● **Requests**:
• a. Copy the stretch of the interview summary on medieval wisdom for theology from "Willemien Otten: Medieval" through "Chicago Divinity School.", word for word.
• b. Extend the interview summary on medieval wisdom for theology, picking up right after its final line.

Willemien Otten: Medieval Wisdom for Contemporary Theology
Dr. Willemien Otten is the Dorothy Grant Maclear Professor of Theology and the History of Christianity at the University of Chicago Divinity School.
In this conversation we discuss:
How Dr Otten became a medievalist
What is missed by skipping church history between Augustine, Aquinas, to Luther
What Augustine gets right about sex and bodies
How it took to the 12th century before Priests were really celibate
The role of scripture in Medieval culture
The origin of the doctrine of Creation out of Nothing
How the revival of Bonaventure and the Franciscan tradition is generating a more lively account of nature
How theology changes when the doctrine of nature is more than the canvas of salvation history
Why Dr. Otten finds the Barthian rejection of natural theology unconvincing
The role of nature for theological reflection in a secular age
The problem of Protestantism doctrine of stewardship
How to talk about books you havent read and become a strategic non-reader
Returning to Schleiermacher without Barthian blinders
The unique gift of the American philosophical tradition and its religious naturalism
Why more theologians need to read Emerson
Whats the role of the received tradition for contemporary constructive theology?

● **Dataset excerpt**:
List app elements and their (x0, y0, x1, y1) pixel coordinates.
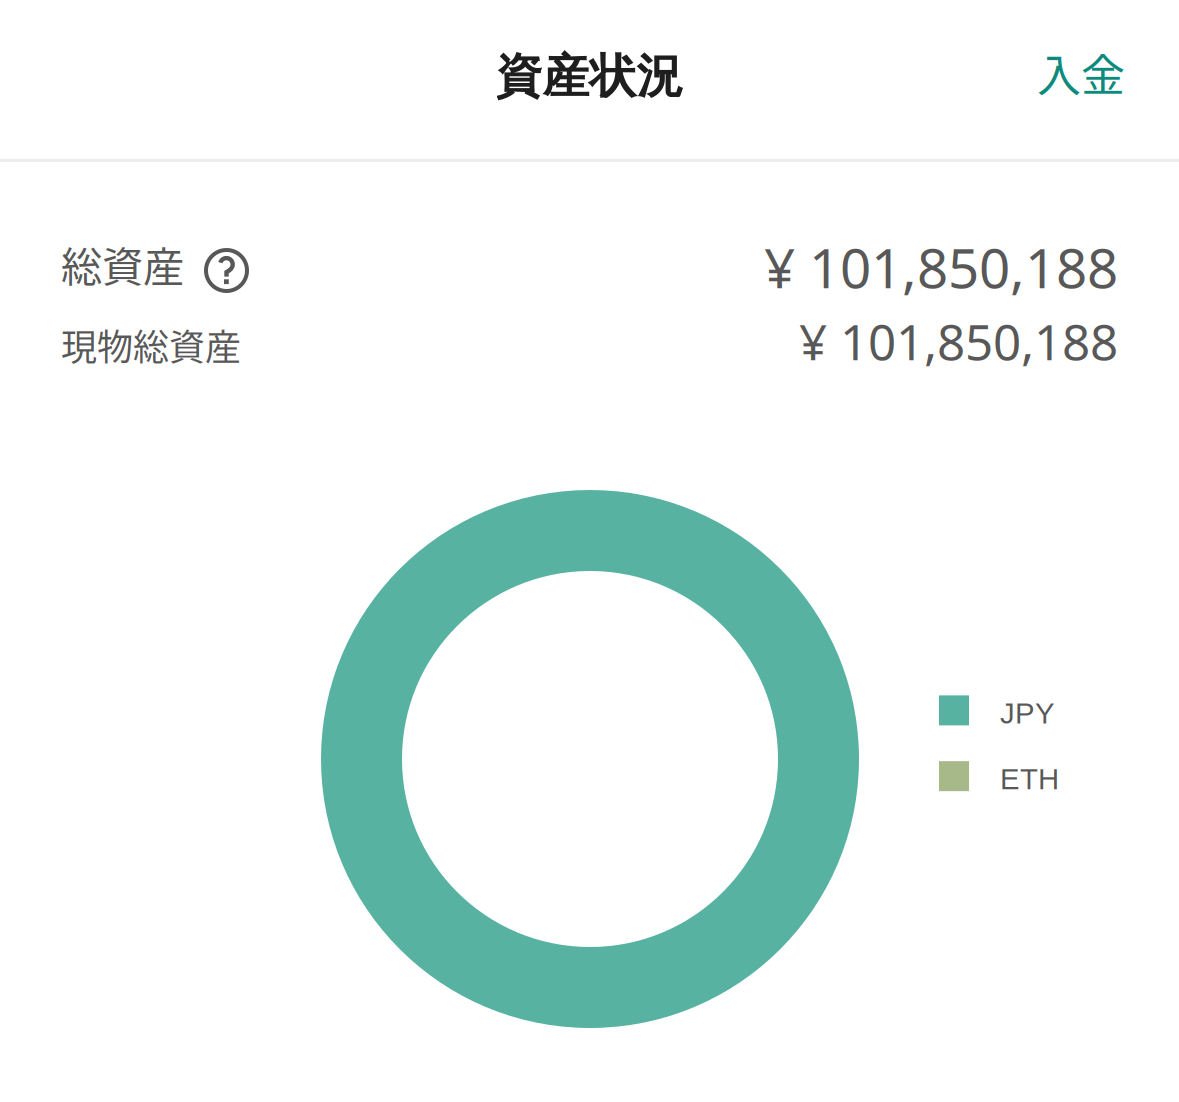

● **Task-by-task answers**:
• a.
Willemien Otten: Medieval Wisdom for Contemporary Theology
Dr. Willemien Otten is the Dorothy Grant Maclear Professor of Theology and the History of Christianity at the University of Chicago Divinity School.

• b.
Willemien Otten studies the history of Christianity and Christian thought with a focus on the medieval and the early Christian intellectual tradition, especially in the West, and an emphasis on the continuity of Platonic themes. She analyzes (early) medieval thought and theology as an amalgam of biblical, classical, and patristic influences which, woven together, constitute their own intellectual matrix. Within this matrix the place and role of nature and humanity interest her most. She has worked on the Carolingian thinker Johannes Scottus Eriugena, on twelfth-century humanistic thinkers including Peter Abelard and, most recently, has ventured into the thought of R.W. Emerson and William James.
Her co-edited volume Religion and Memory (Fordham, 2013; with Burcht Pranger and Babette Hellemans) addresses how best to conceive the pastness of religion. Her co-edited volume Eriugena and Creation (Turnhout: Brepols, 2014; with Michael I. Allen), brings together selected papers on medieval nature. Besides her medieval work Otten maintains an active interest in Tertullian, Augustine, and the broader patristic tradition. With Editor-in Chief Karla Pollmann, she edited the three-volume Oxford Guide to the Historical Reception of Augustine (Oxford, 2013) and with Susan Schreiner she co-edited Augustine Our Contemporary. Examining the Self in Past and Present (Notre Dame, 2018).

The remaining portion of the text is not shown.